**WORK REQUIRED**
Go through the listing below and gather every line with the word "cultuur".

(Data records)

============

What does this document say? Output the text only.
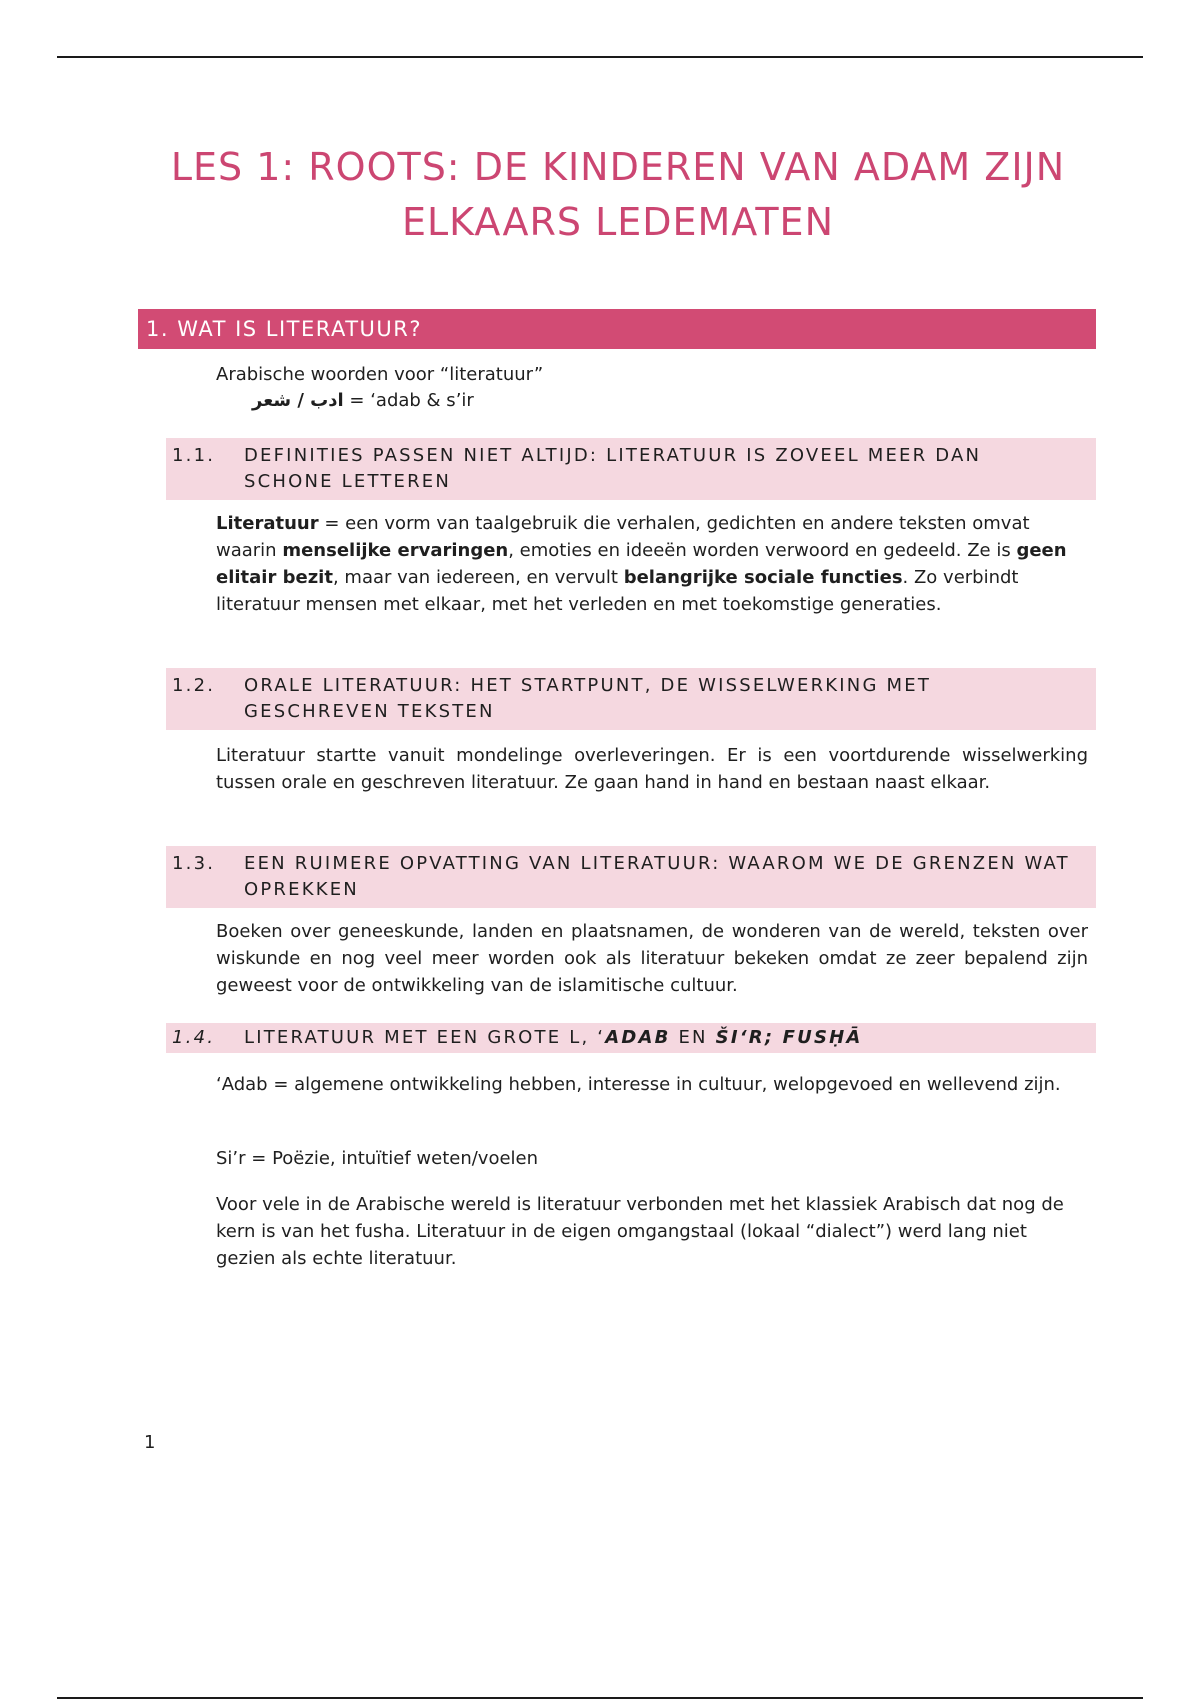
LES 1: ROOTS: DE KINDEREN VAN ADAM ZIJN ELKAARS LEDEMATEN
1. WAT IS LITERATUUR?
Arabische woorden voor “literatuur”
ادب / شعر = ‘adab & s’ir
1.1.	DEFINITIES PASSEN NIET ALTIJD: LITERATUUR IS ZOVEEL MEER DAN SCHONE LETTEREN

Literatuur = een vorm van taalgebruik die verhalen, gedichten en andere teksten omvat waarin menselijke ervaringen, emoties en ideeën worden verwoord en gedeeld. Ze is geen elitair bezit, maar van iedereen, en vervult belangrijke sociale functies. Zo verbindt literatuur mensen met elkaar, met het verleden en met toekomstige generaties.

1.2.	ORALE LITERATUUR: HET STARTPUNT, DE WISSELWERKING MET GESCHREVEN TEKSTEN

Literatuur startte vanuit mondelinge overleveringen. Er is een voortdurende wisselwerking tussen orale en geschreven literatuur. Ze gaan hand in hand en bestaan naast elkaar.

1.3.	EEN RUIMERE OPVATTING VAN LITERATUUR: WAAROM WE DE GRENZEN WAT OPREKKEN

Boeken over geneeskunde, landen en plaatsnamen, de wonderen van de wereld, teksten over wiskunde en nog veel meer worden ook als literatuur bekeken omdat ze zeer bepalend zijn geweest voor de ontwikkeling van de islamitische cultuur.

1.4.	LITERATUUR MET EEN GROTE L, ‘ADAB EN ŠI‘R; FUSḤĀ

‘Adab = algemene ontwikkeling hebben, interesse in cultuur, welopgevoed en wellevend zijn.

Si’r = Poëzie, intuïtief weten/voelen

Voor vele in de Arabische wereld is literatuur verbonden met het klassiek Arabisch dat nog de kern is van het fusha. Literatuur in de eigen omgangstaal (lokaal “dialect”) werd lang niet gezien als echte literatuur.

1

============

**SOLUTION TO THE PROBLEM**
Boeken over geneeskunde, landen en plaatsnamen, de wonderen van de wereld, teksten over wiskunde en nog veel meer worden ook als literatuur bekeken omdat ze zeer bepalend zijn geweest voor de ontwikkeling van de islamitische cultuur.
‘Adab = algemene ontwikkeling hebben, interesse in cultuur, welopgevoed en wellevend zijn.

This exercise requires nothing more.